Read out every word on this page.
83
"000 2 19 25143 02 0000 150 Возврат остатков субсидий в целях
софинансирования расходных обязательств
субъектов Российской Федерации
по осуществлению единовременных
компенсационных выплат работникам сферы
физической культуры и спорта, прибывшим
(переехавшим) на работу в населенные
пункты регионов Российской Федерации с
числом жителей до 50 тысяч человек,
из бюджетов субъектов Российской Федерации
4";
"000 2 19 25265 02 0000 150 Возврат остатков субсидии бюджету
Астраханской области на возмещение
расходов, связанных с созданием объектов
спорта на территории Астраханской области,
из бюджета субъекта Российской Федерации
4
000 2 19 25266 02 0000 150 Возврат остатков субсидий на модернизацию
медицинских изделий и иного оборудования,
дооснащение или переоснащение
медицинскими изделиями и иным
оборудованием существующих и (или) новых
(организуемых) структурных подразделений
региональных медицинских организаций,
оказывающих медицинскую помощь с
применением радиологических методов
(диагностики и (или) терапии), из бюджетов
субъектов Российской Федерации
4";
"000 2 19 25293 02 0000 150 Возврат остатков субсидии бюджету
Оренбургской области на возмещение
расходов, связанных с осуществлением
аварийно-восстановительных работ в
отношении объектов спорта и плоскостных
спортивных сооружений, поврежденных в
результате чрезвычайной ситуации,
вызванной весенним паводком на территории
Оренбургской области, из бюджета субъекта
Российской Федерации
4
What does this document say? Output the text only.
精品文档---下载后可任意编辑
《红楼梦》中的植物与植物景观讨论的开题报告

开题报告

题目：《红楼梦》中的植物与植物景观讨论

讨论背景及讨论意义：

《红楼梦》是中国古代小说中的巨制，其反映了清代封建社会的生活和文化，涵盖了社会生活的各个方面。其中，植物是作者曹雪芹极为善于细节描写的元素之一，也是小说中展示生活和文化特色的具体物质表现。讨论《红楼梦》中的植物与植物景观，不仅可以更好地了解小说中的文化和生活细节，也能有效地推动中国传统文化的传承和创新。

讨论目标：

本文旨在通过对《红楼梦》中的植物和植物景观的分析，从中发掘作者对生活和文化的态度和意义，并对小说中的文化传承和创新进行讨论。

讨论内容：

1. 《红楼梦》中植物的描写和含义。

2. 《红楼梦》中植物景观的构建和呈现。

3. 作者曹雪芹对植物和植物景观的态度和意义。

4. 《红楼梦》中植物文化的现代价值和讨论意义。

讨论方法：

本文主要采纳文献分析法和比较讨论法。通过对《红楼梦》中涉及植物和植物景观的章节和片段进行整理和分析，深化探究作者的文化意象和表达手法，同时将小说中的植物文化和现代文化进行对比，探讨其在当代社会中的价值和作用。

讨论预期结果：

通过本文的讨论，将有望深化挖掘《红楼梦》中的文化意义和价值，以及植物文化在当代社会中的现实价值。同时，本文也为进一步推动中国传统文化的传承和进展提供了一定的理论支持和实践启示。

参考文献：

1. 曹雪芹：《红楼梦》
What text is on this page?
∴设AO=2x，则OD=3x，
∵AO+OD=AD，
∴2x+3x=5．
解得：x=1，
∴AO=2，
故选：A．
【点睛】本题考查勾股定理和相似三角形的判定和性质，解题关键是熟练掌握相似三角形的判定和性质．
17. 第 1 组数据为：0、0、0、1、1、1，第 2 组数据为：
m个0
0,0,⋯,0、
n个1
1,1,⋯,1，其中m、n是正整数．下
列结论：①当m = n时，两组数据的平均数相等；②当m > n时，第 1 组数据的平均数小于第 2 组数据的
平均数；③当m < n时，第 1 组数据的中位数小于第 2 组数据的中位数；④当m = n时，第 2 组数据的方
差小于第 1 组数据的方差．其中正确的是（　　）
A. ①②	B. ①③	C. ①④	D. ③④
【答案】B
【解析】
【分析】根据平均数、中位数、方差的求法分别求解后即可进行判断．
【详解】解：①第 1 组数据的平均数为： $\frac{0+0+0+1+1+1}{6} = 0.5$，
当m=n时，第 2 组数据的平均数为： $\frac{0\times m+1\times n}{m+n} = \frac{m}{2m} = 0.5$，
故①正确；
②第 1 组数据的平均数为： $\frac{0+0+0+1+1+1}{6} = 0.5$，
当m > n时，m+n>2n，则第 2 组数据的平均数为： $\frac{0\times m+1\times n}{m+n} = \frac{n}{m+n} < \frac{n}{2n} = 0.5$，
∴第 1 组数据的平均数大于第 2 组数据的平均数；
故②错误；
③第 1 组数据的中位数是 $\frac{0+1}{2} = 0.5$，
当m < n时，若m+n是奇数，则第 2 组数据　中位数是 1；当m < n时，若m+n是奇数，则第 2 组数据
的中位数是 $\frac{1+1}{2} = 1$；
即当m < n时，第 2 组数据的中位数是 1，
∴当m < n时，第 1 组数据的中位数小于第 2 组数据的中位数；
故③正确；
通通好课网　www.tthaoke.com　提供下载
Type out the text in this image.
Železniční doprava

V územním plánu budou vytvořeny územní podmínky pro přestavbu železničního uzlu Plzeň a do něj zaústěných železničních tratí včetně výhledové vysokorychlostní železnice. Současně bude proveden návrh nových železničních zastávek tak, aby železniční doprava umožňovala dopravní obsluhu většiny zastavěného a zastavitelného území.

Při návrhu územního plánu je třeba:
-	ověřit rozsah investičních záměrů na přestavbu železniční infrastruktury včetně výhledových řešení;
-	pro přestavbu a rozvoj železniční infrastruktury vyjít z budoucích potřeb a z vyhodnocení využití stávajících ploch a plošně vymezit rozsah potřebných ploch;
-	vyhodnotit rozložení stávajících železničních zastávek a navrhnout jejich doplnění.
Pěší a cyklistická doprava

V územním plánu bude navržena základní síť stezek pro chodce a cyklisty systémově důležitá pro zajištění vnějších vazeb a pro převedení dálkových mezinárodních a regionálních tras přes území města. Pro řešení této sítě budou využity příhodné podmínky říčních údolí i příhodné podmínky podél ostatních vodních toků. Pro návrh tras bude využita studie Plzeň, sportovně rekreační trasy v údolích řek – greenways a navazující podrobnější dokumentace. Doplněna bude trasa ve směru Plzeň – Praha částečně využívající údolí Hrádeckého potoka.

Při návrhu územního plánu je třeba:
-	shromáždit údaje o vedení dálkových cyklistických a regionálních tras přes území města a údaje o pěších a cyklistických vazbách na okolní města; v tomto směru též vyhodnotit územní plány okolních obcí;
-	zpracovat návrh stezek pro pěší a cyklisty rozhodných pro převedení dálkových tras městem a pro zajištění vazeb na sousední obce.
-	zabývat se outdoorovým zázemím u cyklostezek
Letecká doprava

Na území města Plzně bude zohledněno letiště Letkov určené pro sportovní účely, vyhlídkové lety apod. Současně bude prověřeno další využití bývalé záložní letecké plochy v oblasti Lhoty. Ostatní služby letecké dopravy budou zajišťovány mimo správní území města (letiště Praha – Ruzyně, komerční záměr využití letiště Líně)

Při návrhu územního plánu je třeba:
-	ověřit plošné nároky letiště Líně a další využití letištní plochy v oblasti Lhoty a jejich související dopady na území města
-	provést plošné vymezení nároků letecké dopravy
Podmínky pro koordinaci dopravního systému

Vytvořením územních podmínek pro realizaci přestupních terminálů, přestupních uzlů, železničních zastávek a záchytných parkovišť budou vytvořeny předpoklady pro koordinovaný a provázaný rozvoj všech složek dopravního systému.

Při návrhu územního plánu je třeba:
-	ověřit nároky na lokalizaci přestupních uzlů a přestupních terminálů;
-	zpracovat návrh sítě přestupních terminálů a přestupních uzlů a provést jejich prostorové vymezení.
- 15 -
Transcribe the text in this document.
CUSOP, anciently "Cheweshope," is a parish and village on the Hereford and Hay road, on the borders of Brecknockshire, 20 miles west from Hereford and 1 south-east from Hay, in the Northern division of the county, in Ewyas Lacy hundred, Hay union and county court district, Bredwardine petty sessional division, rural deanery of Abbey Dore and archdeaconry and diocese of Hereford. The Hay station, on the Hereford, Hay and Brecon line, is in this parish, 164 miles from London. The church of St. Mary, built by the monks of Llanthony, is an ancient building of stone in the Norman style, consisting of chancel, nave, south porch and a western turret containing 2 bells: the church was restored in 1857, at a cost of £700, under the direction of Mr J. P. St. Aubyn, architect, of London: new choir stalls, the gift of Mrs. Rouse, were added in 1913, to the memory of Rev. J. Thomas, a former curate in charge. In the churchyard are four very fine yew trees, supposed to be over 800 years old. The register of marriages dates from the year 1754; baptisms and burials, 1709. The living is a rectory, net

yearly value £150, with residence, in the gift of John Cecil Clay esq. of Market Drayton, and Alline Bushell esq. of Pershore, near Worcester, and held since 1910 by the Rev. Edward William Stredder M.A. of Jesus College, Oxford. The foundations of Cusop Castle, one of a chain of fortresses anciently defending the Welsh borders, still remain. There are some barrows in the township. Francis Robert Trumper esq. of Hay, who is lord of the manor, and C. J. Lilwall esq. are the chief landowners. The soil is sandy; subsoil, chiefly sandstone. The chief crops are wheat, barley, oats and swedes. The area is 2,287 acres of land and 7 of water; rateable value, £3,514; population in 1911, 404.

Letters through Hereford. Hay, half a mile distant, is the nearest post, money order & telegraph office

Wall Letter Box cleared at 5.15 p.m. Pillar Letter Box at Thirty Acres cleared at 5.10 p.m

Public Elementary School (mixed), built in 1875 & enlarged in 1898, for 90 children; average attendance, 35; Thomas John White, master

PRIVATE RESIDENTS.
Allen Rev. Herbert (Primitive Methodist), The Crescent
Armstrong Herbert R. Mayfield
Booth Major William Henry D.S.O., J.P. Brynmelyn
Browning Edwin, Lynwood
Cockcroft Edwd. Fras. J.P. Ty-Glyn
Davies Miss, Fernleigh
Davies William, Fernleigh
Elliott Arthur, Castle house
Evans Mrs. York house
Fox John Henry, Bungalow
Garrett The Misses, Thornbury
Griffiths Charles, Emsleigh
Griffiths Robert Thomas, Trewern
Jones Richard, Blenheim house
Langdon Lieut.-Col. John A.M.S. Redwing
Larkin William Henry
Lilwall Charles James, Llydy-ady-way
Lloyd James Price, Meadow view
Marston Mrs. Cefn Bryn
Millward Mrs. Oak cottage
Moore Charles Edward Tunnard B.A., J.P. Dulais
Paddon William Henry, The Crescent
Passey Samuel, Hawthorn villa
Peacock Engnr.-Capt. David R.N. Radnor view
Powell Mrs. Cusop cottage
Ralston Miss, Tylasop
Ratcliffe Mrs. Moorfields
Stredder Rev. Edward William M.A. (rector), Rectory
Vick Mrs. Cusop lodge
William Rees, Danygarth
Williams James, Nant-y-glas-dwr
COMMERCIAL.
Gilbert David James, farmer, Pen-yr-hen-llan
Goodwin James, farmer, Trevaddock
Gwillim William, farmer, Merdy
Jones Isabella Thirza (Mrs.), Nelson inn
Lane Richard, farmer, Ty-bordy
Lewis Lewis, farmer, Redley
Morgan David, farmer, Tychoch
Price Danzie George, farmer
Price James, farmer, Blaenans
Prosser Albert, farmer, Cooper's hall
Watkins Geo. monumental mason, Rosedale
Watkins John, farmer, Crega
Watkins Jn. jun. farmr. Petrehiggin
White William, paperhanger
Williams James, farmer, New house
_ _ _ _
Scan the records above, count the lines with "Herbert" in them, and give only the number.

## EXPECTED ANSWER
2